== Written instruction A ==
In the entries, going from the first line through the line containing "- hex-row[interactable]: 1308", swap each occurrence of "row-ascii" for "ascii-row" and give those lines back with nothing else altered.

==== Text segment

GPU Programming

Overview

Modern GPUs are massively parallel processors with thousands of cores optimized for the graphics pipeline and general-purpose computation. Programming them requires understanding shader stages, graphics APIs, memory hierarchies, and synchronization primitives.

Shader Types

Vertex Shader

Runs once per vertex. Transforms positions, computes per-vertex data.

// GLSL example
layout(location = 0) in vec3 aPosition;
layout(location = 1) in vec3 aNormal;

uniform mat4 uMVP;
uniform mat3 uNormalMatrix;

out vec3 vNormal;

void main() {
    gl_Position = uMVP * vec4(aPosition, 1.0);
    vNormal = normalize(uNormalMatrix * aNormal);
}

Inputs: vertex attributes from buffers. Outputs: clip-space position and interpolants for the fragment shader.

Fragment (Pixel) Shader

Runs once per fragment (candidate pixel). Computes final color.

in vec3 vNormal;
out vec4 fragColor;

void main() {
    vec3 lightDir = normalize(vec3(1.0, 1.0, 1.0));
    float NdotL = max(dot(normalize(vNormal), lightDir), 0.0);
    fragColor = vec4(vec3(NdotL), 1.0);
}

Has access to interpolated vertex outputs, textures, and uniforms. Can discard fragments or write to multiple render targets (MRT).

Geometry Shader

Operates on complete primitives (points, lines, triangles). Can emit zero or more new primitives. Use cases:

Billboard generation from point sprites
Wireframe overlay
Shadow volume extrusion
Layered rendering (cubemap faces in one pass)

Performance caveat: often a bottleneck due to variable output and poor parallelism. Prefer compute shaders or mesh shaders when possible.

Tessellation Shaders

Two stages that subdivide patches into finer geometry:

Tessellation Control Shader (TCS / Hull Shader):

Runs per control point
Sets tessellation levels (inner and outer)
Passes patch data to the tessellation engine

Tessellation Evaluation Shader (TES / Domain Shader):

Runs per generated vertex
Receives barycentric coordinates from the tessellator
Evaluates the surface position (Bezier, PN-Triangles, displacement)

Input Patch --> TCS --> Fixed-Function Tessellator --> TES --> Output Vertices

Compute Shader

General-purpose GPU computation outside the graphics pipeline. Organized in workgroups with shared memory.

layout(local_size_x = 256) in;

layout(std430, binding = 0) buffer Data { float values[]; };

shared float cache[256];

void main() {
    uint id = gl_GlobalInvocationID.x;
    cache[gl_LocalInvocationID.x] = values[id];
    barrier();
    // parallel reduction, filtering, simulation, etc.
}

Dispatch model: dispatch(num_groups_x, num_groups_y, num_groups_z), each group runs local_size_x * local_size_y * local_size_z invocations.

Mesh Shaders (Modern)

Replace vertex + geometry + tessellation stages with two programmable stages:

Task (Amplification) Shader: Optional, determines how many mesh shader workgroups to launch (culling, LOD)

========
==== Dataset content

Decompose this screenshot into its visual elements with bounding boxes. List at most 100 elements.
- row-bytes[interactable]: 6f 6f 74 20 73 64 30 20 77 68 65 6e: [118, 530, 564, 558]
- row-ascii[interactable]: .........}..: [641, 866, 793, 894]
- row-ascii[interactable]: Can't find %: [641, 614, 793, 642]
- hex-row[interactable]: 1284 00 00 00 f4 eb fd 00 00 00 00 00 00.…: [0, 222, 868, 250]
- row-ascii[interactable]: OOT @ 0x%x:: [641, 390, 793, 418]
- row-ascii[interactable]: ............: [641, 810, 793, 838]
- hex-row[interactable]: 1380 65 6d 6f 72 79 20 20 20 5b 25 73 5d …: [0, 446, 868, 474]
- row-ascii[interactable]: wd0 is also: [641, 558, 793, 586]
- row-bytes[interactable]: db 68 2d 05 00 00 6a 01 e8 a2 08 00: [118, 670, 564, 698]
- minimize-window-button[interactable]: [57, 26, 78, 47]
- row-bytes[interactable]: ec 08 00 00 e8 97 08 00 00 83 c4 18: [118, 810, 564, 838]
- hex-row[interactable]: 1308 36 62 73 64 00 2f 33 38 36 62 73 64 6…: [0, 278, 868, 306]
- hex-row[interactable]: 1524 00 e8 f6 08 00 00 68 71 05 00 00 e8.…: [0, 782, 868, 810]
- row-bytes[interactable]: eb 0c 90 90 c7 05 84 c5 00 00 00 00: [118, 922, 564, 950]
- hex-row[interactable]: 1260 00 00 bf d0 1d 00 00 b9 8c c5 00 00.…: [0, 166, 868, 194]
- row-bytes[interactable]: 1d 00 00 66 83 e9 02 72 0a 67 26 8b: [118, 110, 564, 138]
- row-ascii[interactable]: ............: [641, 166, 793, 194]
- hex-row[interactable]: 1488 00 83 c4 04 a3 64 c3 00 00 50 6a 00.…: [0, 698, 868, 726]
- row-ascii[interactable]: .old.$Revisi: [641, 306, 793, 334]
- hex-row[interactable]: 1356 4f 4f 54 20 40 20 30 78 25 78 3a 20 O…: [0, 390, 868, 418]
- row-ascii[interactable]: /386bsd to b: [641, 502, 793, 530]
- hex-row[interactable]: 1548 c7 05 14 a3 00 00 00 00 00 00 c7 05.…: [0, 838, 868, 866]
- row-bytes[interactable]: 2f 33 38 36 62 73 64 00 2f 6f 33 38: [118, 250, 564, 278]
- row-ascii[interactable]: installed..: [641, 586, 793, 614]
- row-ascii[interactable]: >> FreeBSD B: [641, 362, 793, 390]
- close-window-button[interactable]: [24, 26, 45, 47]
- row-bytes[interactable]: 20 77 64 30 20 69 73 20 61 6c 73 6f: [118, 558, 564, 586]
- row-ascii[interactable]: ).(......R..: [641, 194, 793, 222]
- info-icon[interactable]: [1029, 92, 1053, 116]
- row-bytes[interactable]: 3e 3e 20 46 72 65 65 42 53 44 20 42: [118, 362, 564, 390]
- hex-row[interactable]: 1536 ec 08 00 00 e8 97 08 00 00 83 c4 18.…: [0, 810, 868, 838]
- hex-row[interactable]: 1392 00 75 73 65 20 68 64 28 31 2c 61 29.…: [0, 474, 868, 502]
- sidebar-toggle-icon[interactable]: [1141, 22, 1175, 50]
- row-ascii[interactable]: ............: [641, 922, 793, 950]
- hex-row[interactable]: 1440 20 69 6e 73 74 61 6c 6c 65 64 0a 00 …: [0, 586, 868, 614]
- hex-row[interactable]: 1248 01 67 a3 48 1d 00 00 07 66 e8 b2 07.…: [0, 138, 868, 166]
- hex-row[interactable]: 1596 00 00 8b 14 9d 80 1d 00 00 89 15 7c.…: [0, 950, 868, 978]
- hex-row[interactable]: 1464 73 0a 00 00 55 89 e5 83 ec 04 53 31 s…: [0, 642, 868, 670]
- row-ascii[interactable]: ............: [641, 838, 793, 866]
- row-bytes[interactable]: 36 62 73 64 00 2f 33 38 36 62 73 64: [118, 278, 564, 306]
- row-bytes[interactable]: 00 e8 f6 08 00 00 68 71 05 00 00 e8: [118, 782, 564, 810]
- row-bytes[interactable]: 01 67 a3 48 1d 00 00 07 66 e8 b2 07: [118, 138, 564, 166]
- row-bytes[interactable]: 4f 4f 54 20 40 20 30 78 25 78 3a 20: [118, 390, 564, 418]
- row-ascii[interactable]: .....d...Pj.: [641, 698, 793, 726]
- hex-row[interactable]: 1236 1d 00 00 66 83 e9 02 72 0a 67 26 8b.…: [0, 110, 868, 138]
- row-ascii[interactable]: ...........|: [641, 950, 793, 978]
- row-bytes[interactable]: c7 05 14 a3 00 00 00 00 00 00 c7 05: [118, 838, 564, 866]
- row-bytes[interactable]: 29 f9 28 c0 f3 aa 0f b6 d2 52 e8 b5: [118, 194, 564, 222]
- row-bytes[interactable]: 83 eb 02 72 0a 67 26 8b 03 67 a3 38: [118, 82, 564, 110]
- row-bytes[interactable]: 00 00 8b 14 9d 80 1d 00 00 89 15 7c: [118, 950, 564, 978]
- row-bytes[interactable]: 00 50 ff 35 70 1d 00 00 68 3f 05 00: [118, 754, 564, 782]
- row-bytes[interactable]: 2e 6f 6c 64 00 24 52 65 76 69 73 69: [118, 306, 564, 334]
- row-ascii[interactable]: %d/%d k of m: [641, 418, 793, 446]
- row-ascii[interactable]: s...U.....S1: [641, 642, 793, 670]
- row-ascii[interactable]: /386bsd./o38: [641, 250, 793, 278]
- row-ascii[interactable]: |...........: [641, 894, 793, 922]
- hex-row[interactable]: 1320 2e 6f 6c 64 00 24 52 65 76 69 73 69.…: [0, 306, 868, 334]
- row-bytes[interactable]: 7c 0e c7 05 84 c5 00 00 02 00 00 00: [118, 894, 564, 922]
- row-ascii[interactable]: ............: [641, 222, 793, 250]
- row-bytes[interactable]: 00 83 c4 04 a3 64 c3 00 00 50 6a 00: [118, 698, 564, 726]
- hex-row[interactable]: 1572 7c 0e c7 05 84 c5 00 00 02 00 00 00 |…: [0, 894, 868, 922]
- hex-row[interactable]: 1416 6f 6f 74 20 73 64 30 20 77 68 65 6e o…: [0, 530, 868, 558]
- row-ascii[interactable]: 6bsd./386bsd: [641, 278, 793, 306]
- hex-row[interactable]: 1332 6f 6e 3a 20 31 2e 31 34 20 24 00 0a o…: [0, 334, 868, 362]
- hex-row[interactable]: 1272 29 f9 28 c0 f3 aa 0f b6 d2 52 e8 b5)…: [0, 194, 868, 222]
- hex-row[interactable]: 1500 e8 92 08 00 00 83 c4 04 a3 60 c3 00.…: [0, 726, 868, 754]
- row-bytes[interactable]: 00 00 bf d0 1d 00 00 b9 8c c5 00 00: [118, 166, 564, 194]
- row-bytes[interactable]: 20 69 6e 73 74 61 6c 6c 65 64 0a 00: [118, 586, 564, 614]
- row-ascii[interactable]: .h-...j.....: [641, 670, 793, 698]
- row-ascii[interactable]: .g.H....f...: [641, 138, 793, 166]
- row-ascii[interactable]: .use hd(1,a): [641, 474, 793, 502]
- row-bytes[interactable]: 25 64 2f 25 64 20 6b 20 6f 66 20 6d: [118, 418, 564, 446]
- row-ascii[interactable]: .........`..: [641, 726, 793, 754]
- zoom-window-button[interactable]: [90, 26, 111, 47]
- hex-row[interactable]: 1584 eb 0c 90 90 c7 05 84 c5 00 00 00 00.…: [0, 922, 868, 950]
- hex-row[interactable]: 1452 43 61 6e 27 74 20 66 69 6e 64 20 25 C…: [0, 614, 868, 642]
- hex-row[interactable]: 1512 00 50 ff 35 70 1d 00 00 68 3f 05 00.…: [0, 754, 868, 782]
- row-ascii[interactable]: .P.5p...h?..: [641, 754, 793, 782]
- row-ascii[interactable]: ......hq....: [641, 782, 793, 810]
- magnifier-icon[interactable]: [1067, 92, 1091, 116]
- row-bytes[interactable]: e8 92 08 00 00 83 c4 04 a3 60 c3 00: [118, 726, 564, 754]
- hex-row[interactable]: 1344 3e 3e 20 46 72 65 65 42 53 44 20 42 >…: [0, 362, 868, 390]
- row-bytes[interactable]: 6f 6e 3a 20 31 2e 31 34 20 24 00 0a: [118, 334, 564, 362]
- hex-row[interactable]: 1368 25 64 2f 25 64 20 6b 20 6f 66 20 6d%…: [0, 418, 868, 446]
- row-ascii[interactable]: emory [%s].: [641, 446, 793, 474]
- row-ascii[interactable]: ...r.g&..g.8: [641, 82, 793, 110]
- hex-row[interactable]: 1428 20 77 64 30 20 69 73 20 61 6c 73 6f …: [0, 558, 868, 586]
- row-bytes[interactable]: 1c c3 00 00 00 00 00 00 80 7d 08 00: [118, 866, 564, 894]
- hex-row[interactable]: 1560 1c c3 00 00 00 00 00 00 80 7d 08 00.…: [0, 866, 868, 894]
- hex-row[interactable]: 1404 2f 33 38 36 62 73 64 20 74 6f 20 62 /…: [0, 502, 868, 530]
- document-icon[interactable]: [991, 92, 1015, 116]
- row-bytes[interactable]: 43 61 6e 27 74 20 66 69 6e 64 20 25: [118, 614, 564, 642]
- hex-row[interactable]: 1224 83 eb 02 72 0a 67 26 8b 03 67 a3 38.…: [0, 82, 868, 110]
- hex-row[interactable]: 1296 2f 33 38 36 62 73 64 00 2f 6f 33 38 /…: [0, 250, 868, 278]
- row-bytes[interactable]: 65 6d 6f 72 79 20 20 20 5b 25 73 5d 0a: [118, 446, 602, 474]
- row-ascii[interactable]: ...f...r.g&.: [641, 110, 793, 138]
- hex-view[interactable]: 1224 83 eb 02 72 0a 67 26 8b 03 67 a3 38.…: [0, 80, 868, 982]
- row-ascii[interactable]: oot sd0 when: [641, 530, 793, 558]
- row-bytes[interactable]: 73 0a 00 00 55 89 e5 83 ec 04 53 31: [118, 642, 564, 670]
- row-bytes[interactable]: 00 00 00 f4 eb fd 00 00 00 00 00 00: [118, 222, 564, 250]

========

== Written instruction B ==
Answer the following from the GPU programming text:
(i) How often does a vertex shader run?
(ii) What does the Tessellation Evaluation Shader receive from the tessellator?
(iii) Which shaders does the text recommend preferring over geometry shaders when possible?

== Final result A ==
Decompose this screenshot into its visual elements with bounding boxes. List at most 100 elements.
- row-bytes[interactable]: 6f 6f 74 20 73 64 30 20 77 68 65 6e: [118, 530, 564, 558]
- ascii-row[interactable]: .........}..: [641, 866, 793, 894]
- ascii-row[interactable]: Can't find %: [641, 614, 793, 642]
- hex-row[interactable]: 1284 00 00 00 f4 eb fd 00 00 00 00 00 00.…: [0, 222, 868, 250]
- ascii-row[interactable]: OOT @ 0x%x:: [641, 390, 793, 418]
- ascii-row[interactable]: ............: [641, 810, 793, 838]
- hex-row[interactable]: 1380 65 6d 6f 72 79 20 20 20 5b 25 73 5d …: [0, 446, 868, 474]
- ascii-row[interactable]: wd0 is also: [641, 558, 793, 586]
- row-bytes[interactable]: db 68 2d 05 00 00 6a 01 e8 a2 08 00: [118, 670, 564, 698]
- minimize-window-button[interactable]: [57, 26, 78, 47]
- row-bytes[interactable]: ec 08 00 00 e8 97 08 00 00 83 c4 18: [118, 810, 564, 838]
- hex-row[interactable]: 1308 36 62 73 64 00 2f 33 38 36 62 73 64 6…: [0, 278, 868, 306]

== Final result B ==
(i) Once per vertex.
(ii) Barycentric coordinates.
(iii) Compute shaders or mesh shaders.